TASK> Of the lines in these entries, how many contain the string "keep"? Give the number and nothing else.

EXTRACTED INFORMATION>

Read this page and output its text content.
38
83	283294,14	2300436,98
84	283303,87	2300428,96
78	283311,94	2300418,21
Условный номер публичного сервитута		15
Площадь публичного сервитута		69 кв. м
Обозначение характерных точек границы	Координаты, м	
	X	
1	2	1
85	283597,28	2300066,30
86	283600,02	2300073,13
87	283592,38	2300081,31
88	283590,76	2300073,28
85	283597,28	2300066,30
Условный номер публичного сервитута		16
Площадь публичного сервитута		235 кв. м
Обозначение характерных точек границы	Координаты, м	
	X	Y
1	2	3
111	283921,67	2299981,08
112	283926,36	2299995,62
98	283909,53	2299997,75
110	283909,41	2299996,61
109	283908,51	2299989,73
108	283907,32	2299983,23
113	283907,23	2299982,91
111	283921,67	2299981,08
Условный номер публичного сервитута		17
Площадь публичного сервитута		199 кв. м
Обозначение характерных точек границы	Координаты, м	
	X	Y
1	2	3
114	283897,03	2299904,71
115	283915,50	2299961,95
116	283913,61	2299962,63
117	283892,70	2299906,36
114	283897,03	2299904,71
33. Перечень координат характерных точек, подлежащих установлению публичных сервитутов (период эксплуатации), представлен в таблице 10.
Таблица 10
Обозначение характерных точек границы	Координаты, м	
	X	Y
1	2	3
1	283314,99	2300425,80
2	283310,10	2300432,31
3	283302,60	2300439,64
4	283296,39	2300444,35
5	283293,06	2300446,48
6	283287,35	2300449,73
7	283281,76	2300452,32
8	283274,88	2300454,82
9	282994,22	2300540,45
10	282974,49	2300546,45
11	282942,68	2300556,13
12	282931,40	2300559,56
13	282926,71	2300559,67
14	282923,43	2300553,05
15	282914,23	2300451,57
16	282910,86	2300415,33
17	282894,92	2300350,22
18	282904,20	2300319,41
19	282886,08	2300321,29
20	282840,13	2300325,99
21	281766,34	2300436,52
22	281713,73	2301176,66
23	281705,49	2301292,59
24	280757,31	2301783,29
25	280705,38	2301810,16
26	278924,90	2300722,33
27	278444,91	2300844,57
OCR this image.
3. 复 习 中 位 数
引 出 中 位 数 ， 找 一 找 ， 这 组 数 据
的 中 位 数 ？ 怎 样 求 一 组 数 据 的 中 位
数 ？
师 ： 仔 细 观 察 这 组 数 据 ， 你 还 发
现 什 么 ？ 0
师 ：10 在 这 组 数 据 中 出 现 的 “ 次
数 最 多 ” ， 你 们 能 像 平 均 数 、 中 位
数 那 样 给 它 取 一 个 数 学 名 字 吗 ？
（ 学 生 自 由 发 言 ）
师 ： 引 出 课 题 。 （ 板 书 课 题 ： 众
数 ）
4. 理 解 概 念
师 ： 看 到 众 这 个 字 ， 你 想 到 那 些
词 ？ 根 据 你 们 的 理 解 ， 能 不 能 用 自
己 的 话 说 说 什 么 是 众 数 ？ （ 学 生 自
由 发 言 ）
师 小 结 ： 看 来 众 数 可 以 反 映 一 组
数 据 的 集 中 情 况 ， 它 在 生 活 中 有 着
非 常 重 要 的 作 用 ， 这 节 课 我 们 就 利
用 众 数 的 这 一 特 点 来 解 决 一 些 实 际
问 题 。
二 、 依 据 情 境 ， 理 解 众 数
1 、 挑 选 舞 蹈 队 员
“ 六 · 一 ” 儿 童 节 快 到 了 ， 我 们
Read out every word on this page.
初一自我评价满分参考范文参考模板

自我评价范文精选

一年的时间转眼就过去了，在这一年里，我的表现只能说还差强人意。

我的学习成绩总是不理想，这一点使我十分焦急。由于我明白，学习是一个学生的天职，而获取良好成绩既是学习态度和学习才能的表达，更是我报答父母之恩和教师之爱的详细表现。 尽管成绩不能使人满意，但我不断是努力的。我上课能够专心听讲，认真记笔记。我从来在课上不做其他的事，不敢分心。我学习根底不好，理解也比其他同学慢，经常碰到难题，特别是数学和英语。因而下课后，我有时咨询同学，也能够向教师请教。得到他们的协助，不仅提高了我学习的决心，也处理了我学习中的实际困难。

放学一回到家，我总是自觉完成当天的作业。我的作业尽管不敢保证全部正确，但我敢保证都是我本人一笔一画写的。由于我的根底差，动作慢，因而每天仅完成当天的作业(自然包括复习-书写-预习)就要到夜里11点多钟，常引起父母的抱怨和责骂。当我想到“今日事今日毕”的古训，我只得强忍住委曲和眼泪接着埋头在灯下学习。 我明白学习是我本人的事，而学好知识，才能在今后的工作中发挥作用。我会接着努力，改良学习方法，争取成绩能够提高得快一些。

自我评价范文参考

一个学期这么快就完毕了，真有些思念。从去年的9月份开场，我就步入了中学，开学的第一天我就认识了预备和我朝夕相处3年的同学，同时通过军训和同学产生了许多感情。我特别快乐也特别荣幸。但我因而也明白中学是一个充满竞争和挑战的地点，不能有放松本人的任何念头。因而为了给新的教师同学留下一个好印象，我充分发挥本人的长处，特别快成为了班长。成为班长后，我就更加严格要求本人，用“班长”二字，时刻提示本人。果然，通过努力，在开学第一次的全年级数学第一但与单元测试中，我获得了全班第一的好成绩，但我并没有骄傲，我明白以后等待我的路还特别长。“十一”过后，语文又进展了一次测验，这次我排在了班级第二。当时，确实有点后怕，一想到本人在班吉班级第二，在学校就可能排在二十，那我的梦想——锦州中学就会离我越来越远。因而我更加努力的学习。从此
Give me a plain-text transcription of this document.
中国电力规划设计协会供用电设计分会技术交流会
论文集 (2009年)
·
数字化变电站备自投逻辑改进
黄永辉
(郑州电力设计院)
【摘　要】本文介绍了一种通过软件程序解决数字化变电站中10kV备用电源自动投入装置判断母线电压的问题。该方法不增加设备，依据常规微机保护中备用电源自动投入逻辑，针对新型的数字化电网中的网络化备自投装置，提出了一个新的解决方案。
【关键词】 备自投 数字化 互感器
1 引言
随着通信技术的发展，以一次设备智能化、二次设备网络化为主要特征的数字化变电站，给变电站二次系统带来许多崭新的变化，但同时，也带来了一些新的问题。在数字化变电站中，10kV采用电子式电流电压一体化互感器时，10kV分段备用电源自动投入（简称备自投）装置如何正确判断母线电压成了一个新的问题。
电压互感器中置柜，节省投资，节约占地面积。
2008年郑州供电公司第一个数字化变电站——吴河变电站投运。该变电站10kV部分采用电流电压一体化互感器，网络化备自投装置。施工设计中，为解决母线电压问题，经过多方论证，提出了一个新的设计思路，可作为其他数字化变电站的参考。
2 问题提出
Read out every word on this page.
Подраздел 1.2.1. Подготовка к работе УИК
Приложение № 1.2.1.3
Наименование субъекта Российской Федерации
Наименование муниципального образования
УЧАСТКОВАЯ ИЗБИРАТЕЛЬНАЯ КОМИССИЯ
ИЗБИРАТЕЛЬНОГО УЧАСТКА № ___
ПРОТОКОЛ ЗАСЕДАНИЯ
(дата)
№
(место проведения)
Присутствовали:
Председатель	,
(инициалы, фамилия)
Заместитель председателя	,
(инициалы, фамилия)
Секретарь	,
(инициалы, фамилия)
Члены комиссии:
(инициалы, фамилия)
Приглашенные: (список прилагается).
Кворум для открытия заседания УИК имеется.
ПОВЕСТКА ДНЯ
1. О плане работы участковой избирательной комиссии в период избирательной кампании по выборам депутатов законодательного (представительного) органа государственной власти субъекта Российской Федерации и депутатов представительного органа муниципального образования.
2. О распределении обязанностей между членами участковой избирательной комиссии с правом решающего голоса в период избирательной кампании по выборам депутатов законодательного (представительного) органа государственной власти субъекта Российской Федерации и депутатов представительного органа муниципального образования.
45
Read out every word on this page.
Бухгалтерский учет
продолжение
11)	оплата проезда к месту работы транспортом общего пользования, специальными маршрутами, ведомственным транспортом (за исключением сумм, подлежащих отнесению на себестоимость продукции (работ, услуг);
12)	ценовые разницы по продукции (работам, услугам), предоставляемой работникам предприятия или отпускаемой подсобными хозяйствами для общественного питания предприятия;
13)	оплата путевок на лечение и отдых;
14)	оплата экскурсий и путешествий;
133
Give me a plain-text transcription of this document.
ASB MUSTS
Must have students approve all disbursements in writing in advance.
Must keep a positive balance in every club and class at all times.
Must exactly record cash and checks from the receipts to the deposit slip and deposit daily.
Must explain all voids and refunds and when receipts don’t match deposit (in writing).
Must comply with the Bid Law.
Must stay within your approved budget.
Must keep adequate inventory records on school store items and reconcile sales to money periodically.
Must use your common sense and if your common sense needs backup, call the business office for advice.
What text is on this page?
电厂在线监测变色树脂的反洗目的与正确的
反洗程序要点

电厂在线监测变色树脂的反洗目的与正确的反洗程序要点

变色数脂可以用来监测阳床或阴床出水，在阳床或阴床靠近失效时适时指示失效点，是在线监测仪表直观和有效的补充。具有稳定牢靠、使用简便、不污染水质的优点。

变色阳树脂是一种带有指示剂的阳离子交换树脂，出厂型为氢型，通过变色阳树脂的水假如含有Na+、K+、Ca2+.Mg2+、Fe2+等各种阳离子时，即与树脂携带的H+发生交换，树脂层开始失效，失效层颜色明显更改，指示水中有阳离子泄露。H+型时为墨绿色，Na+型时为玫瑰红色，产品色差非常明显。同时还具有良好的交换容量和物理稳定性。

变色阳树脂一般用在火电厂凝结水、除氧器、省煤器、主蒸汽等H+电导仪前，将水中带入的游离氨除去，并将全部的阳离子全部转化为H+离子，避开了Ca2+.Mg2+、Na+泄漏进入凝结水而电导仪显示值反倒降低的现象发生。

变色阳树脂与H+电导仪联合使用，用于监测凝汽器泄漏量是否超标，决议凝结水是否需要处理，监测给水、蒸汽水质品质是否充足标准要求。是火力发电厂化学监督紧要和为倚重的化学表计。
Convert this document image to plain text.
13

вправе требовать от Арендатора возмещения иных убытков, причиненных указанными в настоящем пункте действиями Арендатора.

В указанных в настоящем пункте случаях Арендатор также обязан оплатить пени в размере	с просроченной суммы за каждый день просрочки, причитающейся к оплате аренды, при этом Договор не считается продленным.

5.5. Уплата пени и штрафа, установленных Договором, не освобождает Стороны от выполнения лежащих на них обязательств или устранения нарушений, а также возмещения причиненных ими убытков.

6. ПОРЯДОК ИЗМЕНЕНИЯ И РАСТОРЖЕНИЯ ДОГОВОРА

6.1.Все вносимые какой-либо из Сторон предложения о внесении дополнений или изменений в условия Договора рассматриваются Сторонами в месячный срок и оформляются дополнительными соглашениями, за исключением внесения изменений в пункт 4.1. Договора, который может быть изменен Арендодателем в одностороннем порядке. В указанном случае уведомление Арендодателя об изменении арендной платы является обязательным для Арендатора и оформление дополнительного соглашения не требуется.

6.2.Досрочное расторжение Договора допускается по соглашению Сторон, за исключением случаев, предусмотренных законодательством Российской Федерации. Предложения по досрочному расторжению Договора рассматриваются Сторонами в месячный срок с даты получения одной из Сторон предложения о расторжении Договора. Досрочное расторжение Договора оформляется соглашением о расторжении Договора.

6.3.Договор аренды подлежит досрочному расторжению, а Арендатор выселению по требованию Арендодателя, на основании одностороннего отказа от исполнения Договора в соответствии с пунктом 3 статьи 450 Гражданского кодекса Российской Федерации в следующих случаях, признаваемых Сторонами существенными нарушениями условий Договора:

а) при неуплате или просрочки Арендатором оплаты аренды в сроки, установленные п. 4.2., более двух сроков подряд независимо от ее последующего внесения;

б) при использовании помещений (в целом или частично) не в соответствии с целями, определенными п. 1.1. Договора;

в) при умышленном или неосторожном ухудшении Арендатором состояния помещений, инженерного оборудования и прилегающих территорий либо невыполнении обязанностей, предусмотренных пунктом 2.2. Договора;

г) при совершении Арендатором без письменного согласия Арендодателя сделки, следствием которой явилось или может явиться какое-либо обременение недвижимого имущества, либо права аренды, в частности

ANSWER TO THE EXERCISE> 2